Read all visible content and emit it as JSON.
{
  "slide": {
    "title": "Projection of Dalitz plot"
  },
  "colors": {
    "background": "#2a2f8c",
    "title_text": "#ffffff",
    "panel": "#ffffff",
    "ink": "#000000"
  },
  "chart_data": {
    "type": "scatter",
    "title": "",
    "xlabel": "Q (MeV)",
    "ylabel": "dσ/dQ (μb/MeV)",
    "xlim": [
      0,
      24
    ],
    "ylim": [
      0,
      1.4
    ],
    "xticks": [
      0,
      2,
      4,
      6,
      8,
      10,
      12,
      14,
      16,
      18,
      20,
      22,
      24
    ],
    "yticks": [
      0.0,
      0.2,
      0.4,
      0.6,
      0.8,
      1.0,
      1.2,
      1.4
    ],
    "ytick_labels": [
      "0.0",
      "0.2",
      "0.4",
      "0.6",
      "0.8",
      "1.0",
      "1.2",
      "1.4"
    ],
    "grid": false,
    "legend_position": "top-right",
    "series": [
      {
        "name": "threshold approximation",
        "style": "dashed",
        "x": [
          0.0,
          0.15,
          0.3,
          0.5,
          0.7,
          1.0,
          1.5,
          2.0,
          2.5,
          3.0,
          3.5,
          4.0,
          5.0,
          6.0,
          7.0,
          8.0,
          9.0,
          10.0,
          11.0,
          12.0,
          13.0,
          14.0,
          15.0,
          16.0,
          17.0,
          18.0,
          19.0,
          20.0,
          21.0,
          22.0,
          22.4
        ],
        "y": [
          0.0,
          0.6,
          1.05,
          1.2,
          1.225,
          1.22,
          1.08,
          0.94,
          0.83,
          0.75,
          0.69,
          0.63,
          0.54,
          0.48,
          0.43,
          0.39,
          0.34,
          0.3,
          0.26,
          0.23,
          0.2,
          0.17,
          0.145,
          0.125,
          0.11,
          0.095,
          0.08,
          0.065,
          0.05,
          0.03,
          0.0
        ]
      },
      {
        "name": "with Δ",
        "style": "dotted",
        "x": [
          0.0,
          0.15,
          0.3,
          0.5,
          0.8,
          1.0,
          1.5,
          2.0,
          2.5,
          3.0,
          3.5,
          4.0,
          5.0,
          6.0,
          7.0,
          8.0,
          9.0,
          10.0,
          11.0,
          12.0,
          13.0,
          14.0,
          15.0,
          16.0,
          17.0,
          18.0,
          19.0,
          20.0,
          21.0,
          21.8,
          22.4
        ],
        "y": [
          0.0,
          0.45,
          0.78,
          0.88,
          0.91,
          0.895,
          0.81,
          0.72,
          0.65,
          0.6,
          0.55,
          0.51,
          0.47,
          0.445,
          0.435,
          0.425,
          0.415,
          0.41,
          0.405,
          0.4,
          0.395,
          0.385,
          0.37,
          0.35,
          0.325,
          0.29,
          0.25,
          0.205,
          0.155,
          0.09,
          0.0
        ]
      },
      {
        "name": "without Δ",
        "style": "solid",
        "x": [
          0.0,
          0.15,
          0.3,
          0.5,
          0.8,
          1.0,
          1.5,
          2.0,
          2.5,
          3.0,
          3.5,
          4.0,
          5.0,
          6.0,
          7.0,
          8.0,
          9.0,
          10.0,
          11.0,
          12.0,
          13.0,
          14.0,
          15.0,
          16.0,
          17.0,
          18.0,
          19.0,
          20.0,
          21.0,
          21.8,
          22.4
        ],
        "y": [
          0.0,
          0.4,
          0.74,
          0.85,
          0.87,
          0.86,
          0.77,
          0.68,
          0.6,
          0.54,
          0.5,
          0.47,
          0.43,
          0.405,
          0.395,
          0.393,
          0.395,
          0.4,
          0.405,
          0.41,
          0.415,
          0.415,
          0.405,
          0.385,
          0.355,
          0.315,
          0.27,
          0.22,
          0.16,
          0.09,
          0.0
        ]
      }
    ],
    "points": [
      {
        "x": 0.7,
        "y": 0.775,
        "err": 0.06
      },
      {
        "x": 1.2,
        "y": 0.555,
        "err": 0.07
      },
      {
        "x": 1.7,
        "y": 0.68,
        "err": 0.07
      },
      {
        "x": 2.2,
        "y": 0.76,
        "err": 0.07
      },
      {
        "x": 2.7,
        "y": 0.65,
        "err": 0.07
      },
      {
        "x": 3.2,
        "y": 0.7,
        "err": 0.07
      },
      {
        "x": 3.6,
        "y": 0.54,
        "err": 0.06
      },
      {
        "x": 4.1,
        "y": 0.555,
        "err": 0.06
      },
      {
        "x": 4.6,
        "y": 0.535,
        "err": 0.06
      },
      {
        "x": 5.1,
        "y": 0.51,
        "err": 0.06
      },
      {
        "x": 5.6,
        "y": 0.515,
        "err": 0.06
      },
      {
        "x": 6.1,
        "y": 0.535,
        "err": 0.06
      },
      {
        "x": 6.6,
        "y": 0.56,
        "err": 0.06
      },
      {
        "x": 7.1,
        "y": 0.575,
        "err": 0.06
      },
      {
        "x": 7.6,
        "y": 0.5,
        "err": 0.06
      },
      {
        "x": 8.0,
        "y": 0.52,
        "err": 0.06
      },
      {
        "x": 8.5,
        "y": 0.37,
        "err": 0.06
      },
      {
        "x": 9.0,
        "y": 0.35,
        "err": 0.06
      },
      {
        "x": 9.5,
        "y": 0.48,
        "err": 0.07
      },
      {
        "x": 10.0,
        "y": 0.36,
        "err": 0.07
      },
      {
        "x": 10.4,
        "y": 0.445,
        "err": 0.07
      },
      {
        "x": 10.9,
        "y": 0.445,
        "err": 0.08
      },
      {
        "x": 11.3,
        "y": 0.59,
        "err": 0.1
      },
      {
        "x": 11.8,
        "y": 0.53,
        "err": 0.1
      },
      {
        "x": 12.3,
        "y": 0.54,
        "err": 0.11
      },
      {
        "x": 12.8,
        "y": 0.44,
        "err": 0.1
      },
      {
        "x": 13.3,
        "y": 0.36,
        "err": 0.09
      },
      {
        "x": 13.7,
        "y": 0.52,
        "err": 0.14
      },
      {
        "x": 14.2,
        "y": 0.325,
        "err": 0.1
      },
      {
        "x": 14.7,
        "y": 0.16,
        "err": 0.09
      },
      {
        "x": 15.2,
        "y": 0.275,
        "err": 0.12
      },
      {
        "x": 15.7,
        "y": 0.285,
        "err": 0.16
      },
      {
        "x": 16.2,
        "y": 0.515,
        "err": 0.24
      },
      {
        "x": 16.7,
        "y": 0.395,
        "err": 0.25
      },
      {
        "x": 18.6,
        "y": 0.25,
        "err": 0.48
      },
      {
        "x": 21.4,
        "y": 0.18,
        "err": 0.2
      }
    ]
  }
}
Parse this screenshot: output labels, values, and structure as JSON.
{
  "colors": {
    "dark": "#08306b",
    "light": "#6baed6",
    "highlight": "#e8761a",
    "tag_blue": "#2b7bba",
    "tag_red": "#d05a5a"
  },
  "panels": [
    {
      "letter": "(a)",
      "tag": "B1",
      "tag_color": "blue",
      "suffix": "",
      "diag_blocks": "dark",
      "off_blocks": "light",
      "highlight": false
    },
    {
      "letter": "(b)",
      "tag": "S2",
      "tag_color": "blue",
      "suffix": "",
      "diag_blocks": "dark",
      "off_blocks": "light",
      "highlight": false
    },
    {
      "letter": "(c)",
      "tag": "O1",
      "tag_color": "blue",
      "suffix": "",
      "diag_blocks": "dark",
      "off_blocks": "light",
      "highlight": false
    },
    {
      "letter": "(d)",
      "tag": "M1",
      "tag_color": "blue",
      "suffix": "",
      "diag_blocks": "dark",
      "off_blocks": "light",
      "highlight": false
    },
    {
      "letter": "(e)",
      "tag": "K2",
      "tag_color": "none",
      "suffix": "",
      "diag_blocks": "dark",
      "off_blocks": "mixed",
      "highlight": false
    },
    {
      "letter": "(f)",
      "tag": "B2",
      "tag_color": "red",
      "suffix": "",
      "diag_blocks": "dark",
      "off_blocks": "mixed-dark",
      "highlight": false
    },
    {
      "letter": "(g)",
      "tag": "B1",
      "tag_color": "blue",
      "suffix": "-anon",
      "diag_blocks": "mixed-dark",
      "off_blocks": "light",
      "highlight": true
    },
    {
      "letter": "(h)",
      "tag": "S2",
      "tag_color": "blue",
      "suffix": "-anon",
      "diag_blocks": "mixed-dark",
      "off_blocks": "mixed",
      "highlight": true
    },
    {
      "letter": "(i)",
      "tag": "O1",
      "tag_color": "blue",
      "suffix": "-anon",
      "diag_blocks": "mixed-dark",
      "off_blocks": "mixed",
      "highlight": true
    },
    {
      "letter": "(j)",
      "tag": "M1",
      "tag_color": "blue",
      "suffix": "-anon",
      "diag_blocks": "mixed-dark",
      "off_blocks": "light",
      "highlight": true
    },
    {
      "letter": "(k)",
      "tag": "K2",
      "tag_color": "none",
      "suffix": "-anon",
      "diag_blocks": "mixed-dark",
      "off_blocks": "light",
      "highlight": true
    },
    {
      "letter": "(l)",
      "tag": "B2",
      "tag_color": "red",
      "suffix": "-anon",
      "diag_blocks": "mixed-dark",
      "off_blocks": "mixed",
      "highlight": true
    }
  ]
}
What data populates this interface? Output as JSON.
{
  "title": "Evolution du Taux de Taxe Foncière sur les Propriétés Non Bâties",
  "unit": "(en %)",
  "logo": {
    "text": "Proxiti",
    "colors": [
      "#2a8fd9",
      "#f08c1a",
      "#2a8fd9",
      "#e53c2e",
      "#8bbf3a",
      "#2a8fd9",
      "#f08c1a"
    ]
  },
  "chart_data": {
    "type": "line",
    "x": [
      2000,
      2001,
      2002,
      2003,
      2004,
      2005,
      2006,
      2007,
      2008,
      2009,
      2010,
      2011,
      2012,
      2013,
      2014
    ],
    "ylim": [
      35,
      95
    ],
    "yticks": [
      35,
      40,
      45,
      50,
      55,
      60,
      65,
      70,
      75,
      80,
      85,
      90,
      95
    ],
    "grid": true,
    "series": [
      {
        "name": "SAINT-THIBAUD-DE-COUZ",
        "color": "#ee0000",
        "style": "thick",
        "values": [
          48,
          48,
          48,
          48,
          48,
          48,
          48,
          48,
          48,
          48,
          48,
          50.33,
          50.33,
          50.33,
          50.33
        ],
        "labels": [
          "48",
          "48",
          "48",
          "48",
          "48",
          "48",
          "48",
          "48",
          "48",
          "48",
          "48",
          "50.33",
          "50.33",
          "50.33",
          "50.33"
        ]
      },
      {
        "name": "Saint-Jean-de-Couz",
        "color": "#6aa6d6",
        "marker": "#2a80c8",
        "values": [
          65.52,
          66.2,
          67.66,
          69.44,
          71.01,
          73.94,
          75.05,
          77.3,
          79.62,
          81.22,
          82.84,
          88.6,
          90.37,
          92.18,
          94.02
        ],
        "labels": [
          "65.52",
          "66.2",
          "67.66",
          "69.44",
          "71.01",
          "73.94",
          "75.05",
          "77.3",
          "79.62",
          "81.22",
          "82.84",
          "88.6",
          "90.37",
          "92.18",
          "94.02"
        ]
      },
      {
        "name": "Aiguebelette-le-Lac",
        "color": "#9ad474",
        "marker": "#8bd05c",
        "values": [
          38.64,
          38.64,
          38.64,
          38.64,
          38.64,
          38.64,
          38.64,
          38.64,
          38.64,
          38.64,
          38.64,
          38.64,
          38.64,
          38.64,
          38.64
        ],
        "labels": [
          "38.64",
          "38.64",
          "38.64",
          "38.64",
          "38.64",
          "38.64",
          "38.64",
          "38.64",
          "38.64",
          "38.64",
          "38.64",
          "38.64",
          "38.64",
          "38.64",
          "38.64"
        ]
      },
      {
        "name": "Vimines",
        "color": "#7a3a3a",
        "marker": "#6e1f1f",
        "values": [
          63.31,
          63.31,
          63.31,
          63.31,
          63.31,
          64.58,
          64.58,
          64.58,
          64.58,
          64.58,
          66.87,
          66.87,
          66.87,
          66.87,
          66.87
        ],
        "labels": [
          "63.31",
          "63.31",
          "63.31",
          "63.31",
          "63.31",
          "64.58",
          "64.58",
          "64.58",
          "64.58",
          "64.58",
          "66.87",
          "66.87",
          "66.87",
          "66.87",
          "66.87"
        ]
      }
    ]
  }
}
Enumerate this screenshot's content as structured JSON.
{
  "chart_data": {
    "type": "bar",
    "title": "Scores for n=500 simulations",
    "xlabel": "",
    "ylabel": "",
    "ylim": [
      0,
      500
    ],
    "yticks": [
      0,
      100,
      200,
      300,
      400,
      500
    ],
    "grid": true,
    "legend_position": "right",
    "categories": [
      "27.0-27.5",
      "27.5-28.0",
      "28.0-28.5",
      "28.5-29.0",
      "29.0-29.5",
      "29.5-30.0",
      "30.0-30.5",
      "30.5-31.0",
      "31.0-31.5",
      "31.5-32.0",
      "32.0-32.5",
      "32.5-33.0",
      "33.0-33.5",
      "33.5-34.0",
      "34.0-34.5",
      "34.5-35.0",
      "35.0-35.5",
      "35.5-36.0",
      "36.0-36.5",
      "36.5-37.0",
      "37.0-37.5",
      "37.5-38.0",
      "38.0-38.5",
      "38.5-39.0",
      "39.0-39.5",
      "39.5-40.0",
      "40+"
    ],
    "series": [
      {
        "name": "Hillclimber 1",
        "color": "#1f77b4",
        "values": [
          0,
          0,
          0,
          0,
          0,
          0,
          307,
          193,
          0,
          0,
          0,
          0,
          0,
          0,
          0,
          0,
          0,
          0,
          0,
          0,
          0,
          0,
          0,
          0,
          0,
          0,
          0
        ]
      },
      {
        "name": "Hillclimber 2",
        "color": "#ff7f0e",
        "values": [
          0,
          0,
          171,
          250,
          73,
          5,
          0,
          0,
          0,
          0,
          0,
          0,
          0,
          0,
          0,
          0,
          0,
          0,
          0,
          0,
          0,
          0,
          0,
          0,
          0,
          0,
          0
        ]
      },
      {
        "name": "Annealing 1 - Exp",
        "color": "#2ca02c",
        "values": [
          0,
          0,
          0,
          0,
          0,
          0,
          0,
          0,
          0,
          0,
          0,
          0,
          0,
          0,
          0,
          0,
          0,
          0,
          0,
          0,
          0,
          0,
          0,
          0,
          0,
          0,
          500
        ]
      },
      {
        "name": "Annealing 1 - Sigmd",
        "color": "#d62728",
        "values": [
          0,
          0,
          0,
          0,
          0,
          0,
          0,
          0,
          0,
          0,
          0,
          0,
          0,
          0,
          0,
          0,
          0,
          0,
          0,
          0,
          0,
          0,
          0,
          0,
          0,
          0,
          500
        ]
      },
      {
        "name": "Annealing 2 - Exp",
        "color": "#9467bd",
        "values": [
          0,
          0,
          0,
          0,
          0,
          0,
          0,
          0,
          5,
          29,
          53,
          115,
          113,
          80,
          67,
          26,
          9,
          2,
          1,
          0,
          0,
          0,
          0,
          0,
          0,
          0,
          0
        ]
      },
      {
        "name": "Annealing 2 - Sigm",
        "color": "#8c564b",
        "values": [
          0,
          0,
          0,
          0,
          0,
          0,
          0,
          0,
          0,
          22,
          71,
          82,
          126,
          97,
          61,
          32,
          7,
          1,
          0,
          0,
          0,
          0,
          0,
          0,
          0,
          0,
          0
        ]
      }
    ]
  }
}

YOUR GOAL: Look through the data and gather every line with the string "content" in it.

ANSWER TO THIS EXERCISE:
Read all visible content and emit it as JSON.
Enumerate this screenshot's content as structured JSON.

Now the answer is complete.